* _Instruction 1_: Set down the portion of the forum discussion on unpaid work for the unemployed between "It's kind of" and "I don't understand.", inclusive, word for word.
* _Instruction 2_: For each statement below, answer yes or no according to the forum discussion on unpaid work for the unemployed, and quote the words from the discussion that decide it. (a) A poster paid to attend an unpaid social work internship as part of a Master's degree. (b) A poster must apply to five jobs each week to receive unemployment. (c) A poster argues that the government should provide free education to make people more employable.

* _Extract provided_:
But the article said that some of these people have been hired by the places they were working for free, when paid jobs open up. Especially if you're fleeing the crumbling auto industry, this sounds like a great opportunity to get your foot in the door and network somewhere else.
I wasn't paid, I was actually PAYING ruinous rates to go to my unpaid internship in social work as part of my Master's, and it gave me the critical elements I needed on my resume: work experience in my field, and people to call on, places to research, when looking for paid work.
The other advantage I see to this system is that it keeps people's work momentum going. If you worked in one job or field all your life and get downsized out of it, it's easy to believe there is nothing else out there for you, and this can put the kibosh on that kidn of defeatist thinking. If you spend any time at all on the Michigan forums you've seen plenty of that: "the Big Three is going under for the third time, and we'll never work again ever and Michigan will have to be closed down" is a lot of the post content here.
It would make more sense for the government to provide free education -- college, trades, whatever would make the person more employable. Do-nothing jobs created by the government just keeps a person busy but doesn't address the problem of why that person isn't employed. The only exception to this I would make would be where jobs are primarily being done by illegal immigrants. I'd put the unemployed into these type of jobs since it would have the side effect of eliminating the incentive that illegal aliens have for entering the country. Our immigration policy (with respect to both legal and illegal) has a great deal to do with our high unemployment rate.
Quote:
Originally Posted by unocentavo
I think that the government should give a job to anyone who wants it. An entry level job doint anything from sweeping steps of the courthouse to what ever. Most lazy people would not take that kind of work anyway.
If companies have jobs available they should be paid jobs...lots of people are unemployed and it is not their fault, you people with a paid job better hang on to them yours could be the next unpaid job
This is corporate greed ...making big profits out of the unemployed.
It's kind of a silly thing to think about, isn't it? There are jobs available. There are unemployed people. Why wouldn't you HIRE those unemployed people for the jobs?
That must be that government logic I don't understand.
Unemployment runs out, and thus, we are still unemployed. If anyone should be put to work, it should be those people living on govt. assistance. When you are unemployed, you are required to always be looking for work, and you are required to report in your searches. (I'm still unemployed, and I have to apply to three jobs each week in order to receive unemployment.) However, what requirements are there to keep getting govt. assistance? Once you get it, as long as you stay "poor" for lack of a better term, you keep getting it.
Those people on assistance should work for what they get. I don't care if it's going to a business and doing work "for free" or picking up trash on the road, or tearing down and cleaning up blight. They should be required to DO something for their money. Isn't that fair?

(Spatial annotation lines)
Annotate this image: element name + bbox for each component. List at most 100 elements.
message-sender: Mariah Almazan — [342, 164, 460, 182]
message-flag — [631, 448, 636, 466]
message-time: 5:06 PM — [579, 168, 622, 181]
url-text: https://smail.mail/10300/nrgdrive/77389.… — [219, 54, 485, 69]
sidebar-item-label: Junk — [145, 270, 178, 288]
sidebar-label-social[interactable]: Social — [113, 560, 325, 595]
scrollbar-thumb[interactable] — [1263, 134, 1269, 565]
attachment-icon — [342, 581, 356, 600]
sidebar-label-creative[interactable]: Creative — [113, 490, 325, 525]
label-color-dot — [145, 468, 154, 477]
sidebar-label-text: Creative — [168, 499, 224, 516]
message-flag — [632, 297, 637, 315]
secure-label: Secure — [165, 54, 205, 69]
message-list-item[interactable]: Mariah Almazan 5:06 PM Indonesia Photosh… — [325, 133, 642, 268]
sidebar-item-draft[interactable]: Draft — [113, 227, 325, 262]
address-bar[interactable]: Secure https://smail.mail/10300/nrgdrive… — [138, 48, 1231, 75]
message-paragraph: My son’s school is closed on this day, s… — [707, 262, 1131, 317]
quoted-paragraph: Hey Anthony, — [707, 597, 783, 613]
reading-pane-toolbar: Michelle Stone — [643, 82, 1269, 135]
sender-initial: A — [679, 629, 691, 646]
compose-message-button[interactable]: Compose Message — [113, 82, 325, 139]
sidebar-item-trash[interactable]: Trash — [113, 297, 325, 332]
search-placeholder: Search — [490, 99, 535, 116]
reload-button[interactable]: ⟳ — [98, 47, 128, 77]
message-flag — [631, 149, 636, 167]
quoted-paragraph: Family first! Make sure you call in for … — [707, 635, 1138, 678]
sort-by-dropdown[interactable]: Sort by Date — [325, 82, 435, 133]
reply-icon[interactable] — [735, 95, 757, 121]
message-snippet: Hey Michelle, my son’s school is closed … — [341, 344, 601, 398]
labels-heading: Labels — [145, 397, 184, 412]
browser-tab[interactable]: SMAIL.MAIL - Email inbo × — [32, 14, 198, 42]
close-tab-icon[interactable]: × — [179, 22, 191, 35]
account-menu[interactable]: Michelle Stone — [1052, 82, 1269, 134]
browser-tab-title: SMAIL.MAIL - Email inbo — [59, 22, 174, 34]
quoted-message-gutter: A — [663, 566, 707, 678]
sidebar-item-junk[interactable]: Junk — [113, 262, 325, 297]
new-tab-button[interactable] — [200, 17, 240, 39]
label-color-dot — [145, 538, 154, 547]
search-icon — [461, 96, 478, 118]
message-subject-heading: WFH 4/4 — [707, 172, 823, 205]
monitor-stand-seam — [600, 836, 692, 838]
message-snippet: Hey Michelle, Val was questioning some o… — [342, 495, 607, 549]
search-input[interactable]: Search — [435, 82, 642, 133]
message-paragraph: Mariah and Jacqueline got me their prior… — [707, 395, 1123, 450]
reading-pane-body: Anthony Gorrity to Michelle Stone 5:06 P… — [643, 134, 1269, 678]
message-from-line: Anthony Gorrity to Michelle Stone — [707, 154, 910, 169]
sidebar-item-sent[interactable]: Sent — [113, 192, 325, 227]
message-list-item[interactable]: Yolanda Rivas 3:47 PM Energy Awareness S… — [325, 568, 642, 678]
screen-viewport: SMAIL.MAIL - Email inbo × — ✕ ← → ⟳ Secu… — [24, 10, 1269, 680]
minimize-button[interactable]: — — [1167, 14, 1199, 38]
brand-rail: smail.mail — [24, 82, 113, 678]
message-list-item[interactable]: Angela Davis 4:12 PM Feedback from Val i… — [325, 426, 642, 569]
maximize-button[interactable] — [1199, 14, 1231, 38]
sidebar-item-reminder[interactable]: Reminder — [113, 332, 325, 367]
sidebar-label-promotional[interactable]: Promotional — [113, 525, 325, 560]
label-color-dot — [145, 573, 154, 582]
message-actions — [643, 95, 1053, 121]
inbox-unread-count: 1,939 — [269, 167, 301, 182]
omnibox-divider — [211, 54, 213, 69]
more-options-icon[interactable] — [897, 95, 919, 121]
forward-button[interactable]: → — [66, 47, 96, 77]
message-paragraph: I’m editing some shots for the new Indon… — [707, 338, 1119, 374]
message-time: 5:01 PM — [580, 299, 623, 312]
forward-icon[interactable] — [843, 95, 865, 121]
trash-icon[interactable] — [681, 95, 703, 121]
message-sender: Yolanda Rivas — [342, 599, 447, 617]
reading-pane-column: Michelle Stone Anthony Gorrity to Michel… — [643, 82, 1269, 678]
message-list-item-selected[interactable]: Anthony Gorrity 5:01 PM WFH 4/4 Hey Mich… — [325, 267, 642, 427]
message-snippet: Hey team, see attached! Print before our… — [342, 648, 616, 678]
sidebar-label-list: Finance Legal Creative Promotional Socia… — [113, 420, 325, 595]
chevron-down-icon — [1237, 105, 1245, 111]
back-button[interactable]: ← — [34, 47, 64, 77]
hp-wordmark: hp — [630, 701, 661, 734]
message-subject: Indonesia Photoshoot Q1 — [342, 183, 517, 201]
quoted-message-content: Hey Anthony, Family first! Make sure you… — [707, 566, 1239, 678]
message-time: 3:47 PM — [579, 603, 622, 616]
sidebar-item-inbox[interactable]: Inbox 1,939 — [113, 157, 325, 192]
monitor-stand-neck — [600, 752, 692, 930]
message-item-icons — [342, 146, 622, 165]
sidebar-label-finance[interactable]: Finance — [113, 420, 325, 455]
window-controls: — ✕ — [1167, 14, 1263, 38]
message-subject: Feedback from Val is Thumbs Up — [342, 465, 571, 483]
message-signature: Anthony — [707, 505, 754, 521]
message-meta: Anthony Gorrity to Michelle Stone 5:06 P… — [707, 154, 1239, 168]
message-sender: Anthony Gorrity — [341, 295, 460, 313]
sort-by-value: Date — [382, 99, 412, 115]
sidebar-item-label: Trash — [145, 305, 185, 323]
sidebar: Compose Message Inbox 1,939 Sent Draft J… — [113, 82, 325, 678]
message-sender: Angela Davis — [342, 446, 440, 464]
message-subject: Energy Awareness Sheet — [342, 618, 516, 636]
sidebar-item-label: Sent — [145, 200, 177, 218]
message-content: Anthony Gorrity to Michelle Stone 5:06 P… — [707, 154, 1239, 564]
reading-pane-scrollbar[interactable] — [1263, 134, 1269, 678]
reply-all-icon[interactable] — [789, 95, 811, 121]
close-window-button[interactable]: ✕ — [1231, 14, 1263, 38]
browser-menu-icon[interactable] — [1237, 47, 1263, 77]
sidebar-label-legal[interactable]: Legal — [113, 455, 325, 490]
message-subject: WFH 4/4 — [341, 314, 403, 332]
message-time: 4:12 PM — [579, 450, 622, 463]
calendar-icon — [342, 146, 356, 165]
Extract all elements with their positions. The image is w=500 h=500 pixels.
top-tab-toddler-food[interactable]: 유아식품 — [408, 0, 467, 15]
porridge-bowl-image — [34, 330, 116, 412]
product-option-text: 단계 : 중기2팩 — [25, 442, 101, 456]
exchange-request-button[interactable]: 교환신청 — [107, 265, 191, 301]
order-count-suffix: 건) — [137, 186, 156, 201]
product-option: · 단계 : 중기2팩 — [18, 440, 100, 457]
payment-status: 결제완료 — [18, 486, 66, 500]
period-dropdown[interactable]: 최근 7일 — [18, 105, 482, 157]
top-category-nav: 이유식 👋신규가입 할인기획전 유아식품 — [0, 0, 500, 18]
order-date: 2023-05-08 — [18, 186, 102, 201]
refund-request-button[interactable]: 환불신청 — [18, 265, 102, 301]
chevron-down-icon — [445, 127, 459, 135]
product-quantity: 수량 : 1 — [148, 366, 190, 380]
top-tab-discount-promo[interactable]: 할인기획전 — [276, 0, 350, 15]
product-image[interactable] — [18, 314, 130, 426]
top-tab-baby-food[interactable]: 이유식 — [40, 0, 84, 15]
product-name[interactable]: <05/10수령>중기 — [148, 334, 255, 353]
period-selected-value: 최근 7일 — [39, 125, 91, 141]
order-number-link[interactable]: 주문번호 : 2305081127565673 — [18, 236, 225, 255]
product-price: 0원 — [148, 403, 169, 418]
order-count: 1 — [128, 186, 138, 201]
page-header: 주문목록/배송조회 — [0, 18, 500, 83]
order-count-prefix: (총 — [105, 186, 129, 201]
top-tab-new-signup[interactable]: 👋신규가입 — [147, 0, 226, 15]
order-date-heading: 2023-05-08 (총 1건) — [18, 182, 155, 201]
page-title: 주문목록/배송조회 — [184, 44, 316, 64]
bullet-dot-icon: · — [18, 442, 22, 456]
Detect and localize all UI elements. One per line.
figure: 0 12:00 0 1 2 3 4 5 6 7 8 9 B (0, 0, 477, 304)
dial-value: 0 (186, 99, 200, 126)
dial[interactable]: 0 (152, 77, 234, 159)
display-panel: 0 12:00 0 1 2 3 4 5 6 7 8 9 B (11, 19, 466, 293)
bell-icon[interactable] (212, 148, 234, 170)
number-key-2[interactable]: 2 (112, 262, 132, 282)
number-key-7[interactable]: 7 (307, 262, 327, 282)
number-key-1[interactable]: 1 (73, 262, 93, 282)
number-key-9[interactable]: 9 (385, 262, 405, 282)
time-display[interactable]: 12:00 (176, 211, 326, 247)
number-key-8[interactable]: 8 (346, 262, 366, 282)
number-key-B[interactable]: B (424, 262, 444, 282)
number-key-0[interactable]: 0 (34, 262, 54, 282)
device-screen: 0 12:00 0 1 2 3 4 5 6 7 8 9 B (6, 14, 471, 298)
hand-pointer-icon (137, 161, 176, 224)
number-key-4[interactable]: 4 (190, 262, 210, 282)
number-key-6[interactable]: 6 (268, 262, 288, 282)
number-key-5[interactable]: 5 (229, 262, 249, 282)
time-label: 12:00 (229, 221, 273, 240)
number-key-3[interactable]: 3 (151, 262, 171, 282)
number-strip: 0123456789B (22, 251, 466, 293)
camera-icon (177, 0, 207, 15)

* _Final answer 1_:
It's kind of a silly thing to think about, isn't it? There are jobs available. There are unemployed people. Why wouldn't you HIRE those unemployed people for the jobs?
That must be that government logic I don't understand.

* _Final answer 2_:
(a) Yes: "I was actually PAYING ruinous rates to go to my unpaid internship in social work as part of my Master's"
(b) No: "I have to apply to three jobs each week in order to receive unemployment."
(c) Yes: "It would make more sense for the government to provide free education -- college, trades, whatever would make the person more employable."